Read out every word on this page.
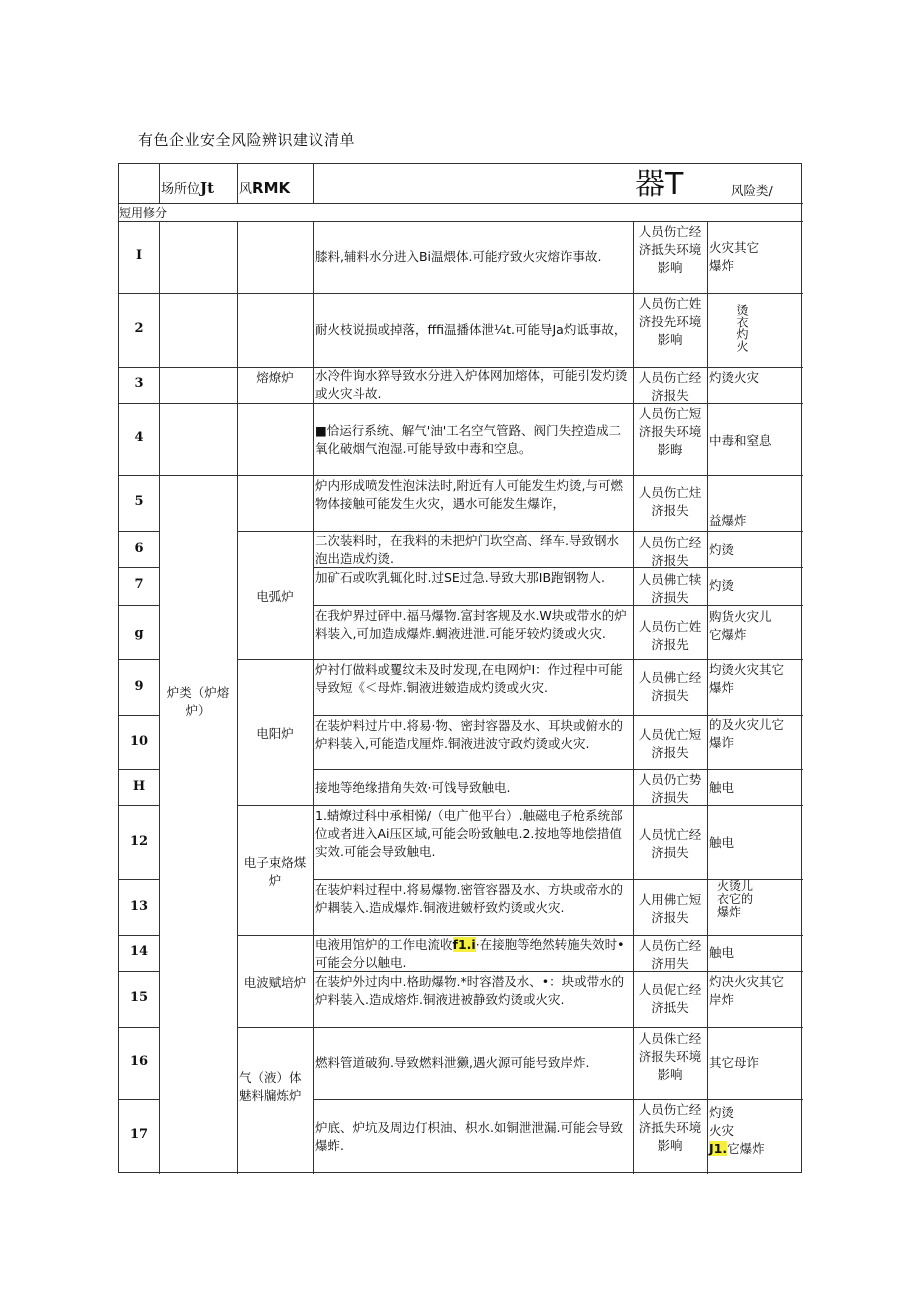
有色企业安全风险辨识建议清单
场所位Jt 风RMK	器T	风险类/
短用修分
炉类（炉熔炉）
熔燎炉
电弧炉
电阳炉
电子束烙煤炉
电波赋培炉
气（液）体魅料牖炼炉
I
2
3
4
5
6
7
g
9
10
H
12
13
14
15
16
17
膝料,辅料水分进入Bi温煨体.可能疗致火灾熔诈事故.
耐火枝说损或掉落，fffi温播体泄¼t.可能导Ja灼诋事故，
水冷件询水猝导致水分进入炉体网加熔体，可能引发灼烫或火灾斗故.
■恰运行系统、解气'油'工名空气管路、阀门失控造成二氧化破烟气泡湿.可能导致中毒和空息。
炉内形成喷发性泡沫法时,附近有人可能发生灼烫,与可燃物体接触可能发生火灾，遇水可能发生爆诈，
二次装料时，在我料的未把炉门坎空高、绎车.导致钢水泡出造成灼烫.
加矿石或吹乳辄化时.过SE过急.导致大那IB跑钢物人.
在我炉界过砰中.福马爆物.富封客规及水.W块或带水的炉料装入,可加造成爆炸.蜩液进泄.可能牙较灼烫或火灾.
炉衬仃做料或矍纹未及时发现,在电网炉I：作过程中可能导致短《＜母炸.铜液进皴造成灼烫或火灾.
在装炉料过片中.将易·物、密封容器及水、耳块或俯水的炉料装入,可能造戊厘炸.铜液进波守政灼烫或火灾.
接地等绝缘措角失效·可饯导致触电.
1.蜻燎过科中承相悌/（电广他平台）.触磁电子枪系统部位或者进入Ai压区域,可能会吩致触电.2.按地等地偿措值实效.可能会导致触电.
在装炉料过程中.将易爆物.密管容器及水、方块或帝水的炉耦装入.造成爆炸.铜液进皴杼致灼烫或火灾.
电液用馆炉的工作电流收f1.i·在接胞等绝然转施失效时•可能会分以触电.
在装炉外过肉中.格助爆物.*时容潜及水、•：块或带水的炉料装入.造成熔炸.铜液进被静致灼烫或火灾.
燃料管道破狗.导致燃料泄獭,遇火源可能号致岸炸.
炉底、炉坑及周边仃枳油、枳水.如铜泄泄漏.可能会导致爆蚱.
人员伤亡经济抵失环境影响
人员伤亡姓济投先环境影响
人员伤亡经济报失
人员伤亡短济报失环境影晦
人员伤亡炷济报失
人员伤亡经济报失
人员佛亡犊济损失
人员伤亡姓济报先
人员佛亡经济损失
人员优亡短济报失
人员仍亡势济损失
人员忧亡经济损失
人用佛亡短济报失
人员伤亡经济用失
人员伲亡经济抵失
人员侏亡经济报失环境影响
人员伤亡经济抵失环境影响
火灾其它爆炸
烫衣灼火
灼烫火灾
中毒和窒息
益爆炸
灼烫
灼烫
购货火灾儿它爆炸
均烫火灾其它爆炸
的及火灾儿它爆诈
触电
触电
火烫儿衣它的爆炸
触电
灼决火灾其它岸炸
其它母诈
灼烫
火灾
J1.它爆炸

==

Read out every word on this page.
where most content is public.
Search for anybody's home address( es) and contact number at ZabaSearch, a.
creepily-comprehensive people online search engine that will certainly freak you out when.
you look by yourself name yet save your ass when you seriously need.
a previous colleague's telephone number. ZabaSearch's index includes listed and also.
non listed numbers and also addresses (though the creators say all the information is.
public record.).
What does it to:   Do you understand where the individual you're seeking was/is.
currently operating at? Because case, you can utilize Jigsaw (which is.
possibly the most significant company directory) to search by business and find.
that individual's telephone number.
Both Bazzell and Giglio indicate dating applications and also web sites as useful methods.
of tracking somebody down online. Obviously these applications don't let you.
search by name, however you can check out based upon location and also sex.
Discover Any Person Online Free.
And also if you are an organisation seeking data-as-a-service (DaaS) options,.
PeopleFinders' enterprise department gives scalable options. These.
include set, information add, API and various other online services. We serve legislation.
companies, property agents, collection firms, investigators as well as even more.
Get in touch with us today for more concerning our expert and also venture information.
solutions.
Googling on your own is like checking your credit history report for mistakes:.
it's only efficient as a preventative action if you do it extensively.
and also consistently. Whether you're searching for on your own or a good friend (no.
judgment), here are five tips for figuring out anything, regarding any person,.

■ WHAT IS ASKED:
Track down all lines above with the string "more" and copy them.

■ SOLUTION FOR THIS EXERCISE:
companies, property agents, collection firms, investigators as well as even more.
Get in touch with us today for more concerning our expert and also venture information.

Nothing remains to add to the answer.